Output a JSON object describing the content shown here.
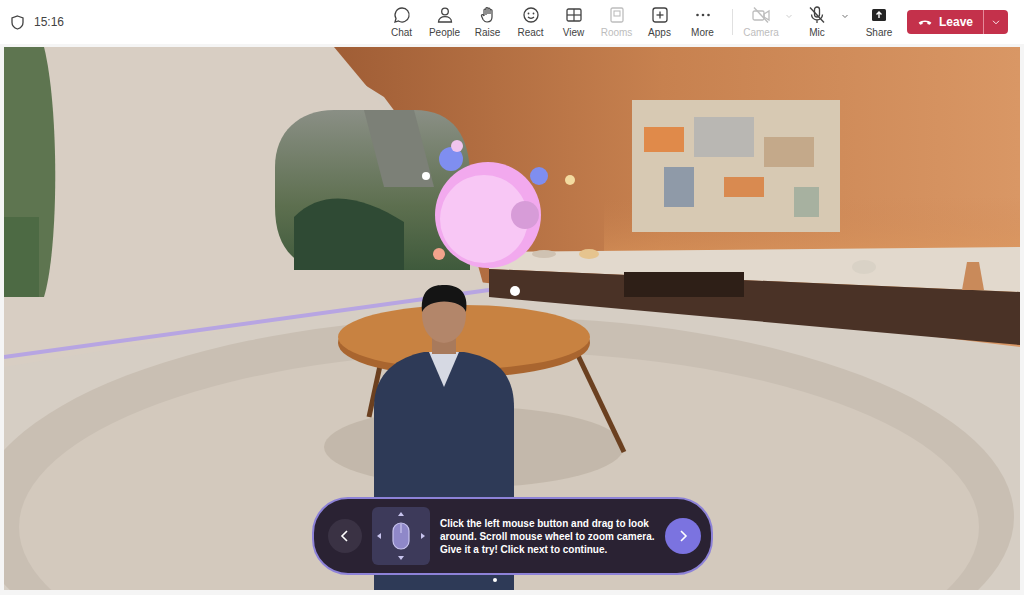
{
  "clock": "15:16",
  "toolbar": [
    {
      "label": "Chat",
      "disabled": false
    },
    {
      "label": "People",
      "disabled": false
    },
    {
      "label": "Raise",
      "disabled": false
    },
    {
      "label": "React",
      "disabled": false
    },
    {
      "label": "View",
      "disabled": false
    },
    {
      "label": "Rooms",
      "disabled": true
    },
    {
      "label": "Apps",
      "disabled": false
    },
    {
      "label": "More",
      "disabled": false
    }
  ],
  "devices": [
    {
      "label": "Camera",
      "kind": "camera",
      "off": true,
      "disabled": true
    },
    {
      "label": "Mic",
      "kind": "mic",
      "off": true,
      "disabled": false
    }
  ],
  "share": {
    "label": "Share"
  },
  "leave": {
    "label": "Leave"
  },
  "tutorial": {
    "text": "Click the left mouse button and drag to look around. Scroll mouse wheel to zoom camera. Give it a try! Click next to continue.",
    "pages": [
      {
        "selected": true
      }
    ]
  }
}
------------------------------
Take the entries shown above and quote them verbatim, passing over the pictures.

▶ _Worked answer_
Output a JSON object describing the content shown here.
{
  "clock": "15:16",
  "toolbar": [
    {
      "label": "Chat",
      "disabled": false
    },
    {
      "label": "People",
      "disabled": false
    },
    {
      "label": "Raise",
      "disabled": false
    },
    {
      "label": "React",
      "disabled": false
    },
    {
      "label": "View",
      "disabled": false
    },
    {
      "label": "Rooms",
      "disabled": true
    },
    {
      "label": "Apps",
      "disabled": false
    },
    {
      "label": "More",
      "disabled": false
    }
  ],
  "devices": [
    {
      "label": "Camera",
      "kind": "camera",
      "off": true,
      "disabled": true
    },
    {
      "label": "Mic",
      "kind": "mic",
      "off": true,
      "disabled": false
    }
  ],
  "share": {
    "label": "Share"
  },
  "leave": {
    "label": "Leave"
  },
  "tutorial": {
    "text": "Click the left mouse button and drag to look around. Scroll mouse wheel to zoom camera. Give it a try! Click next to continue.",
    "pages": [
      {
        "selected": true
      }
    ]
  }
}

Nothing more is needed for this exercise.